**GIVEN EXERCISE**
Output the material below in full, exactly as it is.
start
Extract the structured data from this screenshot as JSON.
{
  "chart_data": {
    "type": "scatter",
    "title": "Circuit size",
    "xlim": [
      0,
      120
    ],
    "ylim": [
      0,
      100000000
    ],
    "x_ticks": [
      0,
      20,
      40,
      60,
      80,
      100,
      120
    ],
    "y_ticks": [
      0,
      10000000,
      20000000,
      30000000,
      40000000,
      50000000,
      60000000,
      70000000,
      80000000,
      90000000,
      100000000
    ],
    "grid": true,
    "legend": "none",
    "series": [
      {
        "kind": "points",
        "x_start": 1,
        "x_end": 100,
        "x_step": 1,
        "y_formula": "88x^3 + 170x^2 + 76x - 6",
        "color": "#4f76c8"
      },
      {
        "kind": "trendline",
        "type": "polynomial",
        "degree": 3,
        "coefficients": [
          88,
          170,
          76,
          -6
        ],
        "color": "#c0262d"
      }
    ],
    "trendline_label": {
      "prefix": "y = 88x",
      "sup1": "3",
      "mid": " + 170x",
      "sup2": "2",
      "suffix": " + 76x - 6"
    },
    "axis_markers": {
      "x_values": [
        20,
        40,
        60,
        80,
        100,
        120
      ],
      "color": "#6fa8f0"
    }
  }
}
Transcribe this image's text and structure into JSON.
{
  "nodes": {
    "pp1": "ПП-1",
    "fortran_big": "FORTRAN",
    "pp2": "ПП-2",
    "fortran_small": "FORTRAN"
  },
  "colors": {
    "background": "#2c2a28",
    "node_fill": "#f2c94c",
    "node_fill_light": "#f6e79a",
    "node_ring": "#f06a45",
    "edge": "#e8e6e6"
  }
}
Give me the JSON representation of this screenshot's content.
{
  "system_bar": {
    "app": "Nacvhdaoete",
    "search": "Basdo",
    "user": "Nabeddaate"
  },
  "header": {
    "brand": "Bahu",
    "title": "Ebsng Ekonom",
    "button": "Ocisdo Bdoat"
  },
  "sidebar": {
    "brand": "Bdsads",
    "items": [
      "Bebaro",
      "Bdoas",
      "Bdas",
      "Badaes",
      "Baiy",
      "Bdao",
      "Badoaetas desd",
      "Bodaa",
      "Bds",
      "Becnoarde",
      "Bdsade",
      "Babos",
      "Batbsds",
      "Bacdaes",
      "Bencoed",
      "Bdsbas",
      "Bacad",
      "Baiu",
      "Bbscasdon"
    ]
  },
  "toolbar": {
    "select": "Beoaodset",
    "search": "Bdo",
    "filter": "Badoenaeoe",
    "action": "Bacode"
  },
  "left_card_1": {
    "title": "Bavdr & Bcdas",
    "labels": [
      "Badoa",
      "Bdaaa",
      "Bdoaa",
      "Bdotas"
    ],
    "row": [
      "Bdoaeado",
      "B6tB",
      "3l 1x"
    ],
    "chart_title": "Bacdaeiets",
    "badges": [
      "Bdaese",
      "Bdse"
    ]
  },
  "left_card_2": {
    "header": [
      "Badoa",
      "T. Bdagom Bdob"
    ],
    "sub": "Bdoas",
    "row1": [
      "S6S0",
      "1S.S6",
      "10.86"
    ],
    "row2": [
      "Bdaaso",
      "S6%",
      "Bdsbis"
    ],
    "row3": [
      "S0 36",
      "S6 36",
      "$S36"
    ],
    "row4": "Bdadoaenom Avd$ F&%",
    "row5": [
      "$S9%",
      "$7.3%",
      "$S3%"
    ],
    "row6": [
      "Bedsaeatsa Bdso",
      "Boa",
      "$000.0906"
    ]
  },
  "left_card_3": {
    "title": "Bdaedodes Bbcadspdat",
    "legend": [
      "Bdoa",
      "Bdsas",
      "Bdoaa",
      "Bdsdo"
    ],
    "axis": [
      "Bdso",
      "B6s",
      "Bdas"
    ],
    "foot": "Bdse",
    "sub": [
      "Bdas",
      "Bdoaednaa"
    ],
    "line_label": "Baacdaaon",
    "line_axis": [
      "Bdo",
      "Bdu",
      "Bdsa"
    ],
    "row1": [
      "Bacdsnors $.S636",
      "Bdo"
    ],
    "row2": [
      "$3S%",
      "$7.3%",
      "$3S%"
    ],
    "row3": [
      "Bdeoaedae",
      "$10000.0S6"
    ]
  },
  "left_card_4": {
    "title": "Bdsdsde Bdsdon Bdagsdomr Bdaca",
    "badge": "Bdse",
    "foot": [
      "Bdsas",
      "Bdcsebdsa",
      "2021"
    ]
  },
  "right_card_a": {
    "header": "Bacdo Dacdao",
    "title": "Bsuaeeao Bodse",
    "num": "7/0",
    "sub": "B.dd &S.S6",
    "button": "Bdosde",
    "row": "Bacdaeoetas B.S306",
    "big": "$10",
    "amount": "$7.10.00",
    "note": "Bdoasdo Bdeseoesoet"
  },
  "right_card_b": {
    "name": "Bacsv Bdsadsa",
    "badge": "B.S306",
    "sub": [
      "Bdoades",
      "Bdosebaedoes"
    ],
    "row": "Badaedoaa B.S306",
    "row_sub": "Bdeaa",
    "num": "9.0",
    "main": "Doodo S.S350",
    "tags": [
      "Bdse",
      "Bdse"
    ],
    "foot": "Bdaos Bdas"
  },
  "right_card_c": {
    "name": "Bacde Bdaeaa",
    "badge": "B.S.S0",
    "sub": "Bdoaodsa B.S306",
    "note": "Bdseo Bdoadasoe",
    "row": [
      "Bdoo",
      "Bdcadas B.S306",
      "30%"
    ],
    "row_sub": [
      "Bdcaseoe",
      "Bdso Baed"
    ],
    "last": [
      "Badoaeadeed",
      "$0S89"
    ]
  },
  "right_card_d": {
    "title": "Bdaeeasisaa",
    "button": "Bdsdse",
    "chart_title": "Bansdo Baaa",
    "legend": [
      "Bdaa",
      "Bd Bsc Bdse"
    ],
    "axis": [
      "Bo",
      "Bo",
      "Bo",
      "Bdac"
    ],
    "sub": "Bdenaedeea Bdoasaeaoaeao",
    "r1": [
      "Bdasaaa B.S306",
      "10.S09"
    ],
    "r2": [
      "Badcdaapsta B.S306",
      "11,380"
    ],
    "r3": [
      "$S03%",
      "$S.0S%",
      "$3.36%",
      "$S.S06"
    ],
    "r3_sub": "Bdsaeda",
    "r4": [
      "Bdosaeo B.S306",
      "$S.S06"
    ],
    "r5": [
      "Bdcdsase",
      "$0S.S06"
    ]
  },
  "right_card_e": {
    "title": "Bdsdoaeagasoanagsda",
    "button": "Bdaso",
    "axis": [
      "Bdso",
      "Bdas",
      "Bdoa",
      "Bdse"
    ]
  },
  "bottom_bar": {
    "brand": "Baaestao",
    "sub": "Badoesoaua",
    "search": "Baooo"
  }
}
end
**EXERCISE RESPONSE**
Extract the structured data from this screenshot as JSON.
{
  "chart_data": {
    "type": "scatter",
    "title": "Circuit size",
    "xlim": [
      0,
      120
    ],
    "ylim": [
      0,
      100000000
    ],
    "x_ticks": [
      0,
      20,
      40,
      60,
      80,
      100,
      120
    ],
    "y_ticks": [
      0,
      10000000,
      20000000,
      30000000,
      40000000,
      50000000,
      60000000,
      70000000,
      80000000,
      90000000,
      100000000
    ],
    "grid": true,
    "legend": "none",
    "series": [
      {
        "kind": "points",
        "x_start": 1,
        "x_end": 100,
        "x_step": 1,
        "y_formula": "88x^3 + 170x^2 + 76x - 6",
        "color": "#4f76c8"
      },
      {
        "kind": "trendline",
        "type": "polynomial",
        "degree": 3,
        "coefficients": [
          88,
          170,
          76,
          -6
        ],
        "color": "#c0262d"
      }
    ],
    "trendline_label": {
      "prefix": "y = 88x",
      "sup1": "3",
      "mid": " + 170x",
      "sup2": "2",
      "suffix": " + 76x - 6"
    },
    "axis_markers": {
      "x_values": [
        20,
        40,
        60,
        80,
        100,
        120
      ],
      "color": "#6fa8f0"
    }
  }
}
Transcribe this image's text and structure into JSON.
{
  "nodes": {
    "pp1": "ПП-1",
    "fortran_big": "FORTRAN",
    "pp2": "ПП-2",
    "fortran_small": "FORTRAN"
  },
  "colors": {
    "background": "#2c2a28",
    "node_fill": "#f2c94c",
    "node_fill_light": "#f6e79a",
    "node_ring": "#f06a45",
    "edge": "#e8e6e6"
  }
}
Give me the JSON representation of this screenshot's content.
{
  "system_bar": {
    "app": "Nacvhdaoete",
    "search": "Basdo",
    "user": "Nabeddaate"
  },
  "header": {
    "brand": "Bahu",
    "title": "Ebsng Ekonom",
    "button": "Ocisdo Bdoat"
  },
  "sidebar": {
    "brand": "Bdsads",
    "items": [
      "Bebaro",
      "Bdoas",
      "Bdas",
      "Badaes",
      "Baiy",
      "Bdao",
      "Badoaetas desd",
      "Bodaa",
      "Bds",
      "Becnoarde",
      "Bdsade",
      "Babos",
      "Batbsds",
      "Bacdaes",
      "Bencoed",
      "Bdsbas",
      "Bacad",
      "Baiu",
      "Bbscasdon"
    ]
  },
  "toolbar": {
    "select": "Beoaodset",
    "search": "Bdo",
    "filter": "Badoenaeoe",
    "action": "Bacode"
  },
  "left_card_1": {
    "title": "Bavdr & Bcdas",
    "labels": [
      "Badoa",
      "Bdaaa",
      "Bdoaa",
      "Bdotas"
    ],
    "row": [
      "Bdoaeado",
      "B6tB",
      "3l 1x"
    ],
    "chart_title": "Bacdaeiets",
    "badges": [
      "Bdaese",
      "Bdse"
    ]
  },
  "left_card_2": {
    "header": [
      "Badoa",
      "T. Bdagom Bdob"
    ],
    "sub": "Bdoas",
    "row1": [
      "S6S0",
      "1S.S6",
      "10.86"
    ],
    "row2": [
      "Bdaaso",
      "S6%",
      "Bdsbis"
    ],
    "row3": [
      "S0 36",
      "S6 36",
      "$S36"
    ],
    "row4": "Bdadoaenom Avd$ F&%",
    "row5": [
      "$S9%",
      "$7.3%",
      "$S3%"
    ],
    "row6": [
      "Bedsaeatsa Bdso",
      "Boa",
      "$000.0906"
    ]
  },
  "left_card_3": {
    "title": "Bdaedodes Bbcadspdat",
    "legend": [
      "Bdoa",
      "Bdsas",
      "Bdoaa",
      "Bdsdo"
    ],
    "axis": [
      "Bdso",
      "B6s",
      "Bdas"
    ],
    "foot": "Bdse",
    "sub": [
      "Bdas",
      "Bdoaednaa"
    ],
    "line_label": "Baacdaaon",
    "line_axis": [
      "Bdo",
      "Bdu",
      "Bdsa"
    ],
    "row1": [
      "Bacdsnors $.S636",
      "Bdo"
    ],
    "row2": [
      "$3S%",
      "$7.3%",
      "$3S%"
    ],
    "row3": [
      "Bdeoaedae",
      "$10000.0S6"
    ]
  },
  "left_card_4": {
    "title": "Bdsdsde Bdsdon Bdagsdomr Bdaca",
    "badge": "Bdse",
    "foot": [
      "Bdsas",
      "Bdcsebdsa",
      "2021"
    ]
  },
  "right_card_a": {
    "header": "Bacdo Dacdao",
    "title": "Bsuaeeao Bodse",
    "num": "7/0",
    "sub": "B.dd &S.S6",
    "button": "Bdosde",
    "row": "Bacdaeoetas B.S306",
    "big": "$10",
    "amount": "$7.10.00",
    "note": "Bdoasdo Bdeseoesoet"
  },
  "right_card_b": {
    "name": "Bacsv Bdsadsa",
    "badge": "B.S306",
    "sub": [
      "Bdoades",
      "Bdosebaedoes"
    ],
    "row": "Badaedoaa B.S306",
    "row_sub": "Bdeaa",
    "num": "9.0",
    "main": "Doodo S.S350",
    "tags": [
      "Bdse",
      "Bdse"
    ],
    "foot": "Bdaos Bdas"
  },
  "right_card_c": {
    "name": "Bacde Bdaeaa",
    "badge": "B.S.S0",
    "sub": "Bdoaodsa B.S306",
    "note": "Bdseo Bdoadasoe",
    "row": [
      "Bdoo",
      "Bdcadas B.S306",
      "30%"
    ],
    "row_sub": [
      "Bdcaseoe",
      "Bdso Baed"
    ],
    "last": [
      "Badoaeadeed",
      "$0S89"
    ]
  },
  "right_card_d": {
    "title": "Bdaeeasisaa",
    "button": "Bdsdse",
    "chart_title": "Bansdo Baaa",
    "legend": [
      "Bdaa",
      "Bd Bsc Bdse"
    ],
    "axis": [
      "Bo",
      "Bo",
      "Bo",
      "Bdac"
    ],
    "sub": "Bdenaedeea Bdoasaeaoaeao",
    "r1": [
      "Bdasaaa B.S306",
      "10.S09"
    ],
    "r2": [
      "Badcdaapsta B.S306",
      "11,380"
    ],
    "r3": [
      "$S03%",
      "$S.0S%",
      "$3.36%",
      "$S.S06"
    ],
    "r3_sub": "Bdsaeda",
    "r4": [
      "Bdosaeo B.S306",
      "$S.S06"
    ],
    "r5": [
      "Bdcdsase",
      "$0S.S06"
    ]
  },
  "right_card_e": {
    "title": "Bdsdoaeagasoanagsda",
    "button": "Bdaso",
    "axis": [
      "Bdso",
      "Bdas",
      "Bdoa",
      "Bdse"
    ]
  },
  "bottom_bar": {
    "brand": "Baaestao",
    "sub": "Badoesoaua",
    "search": "Baooo"
  }
}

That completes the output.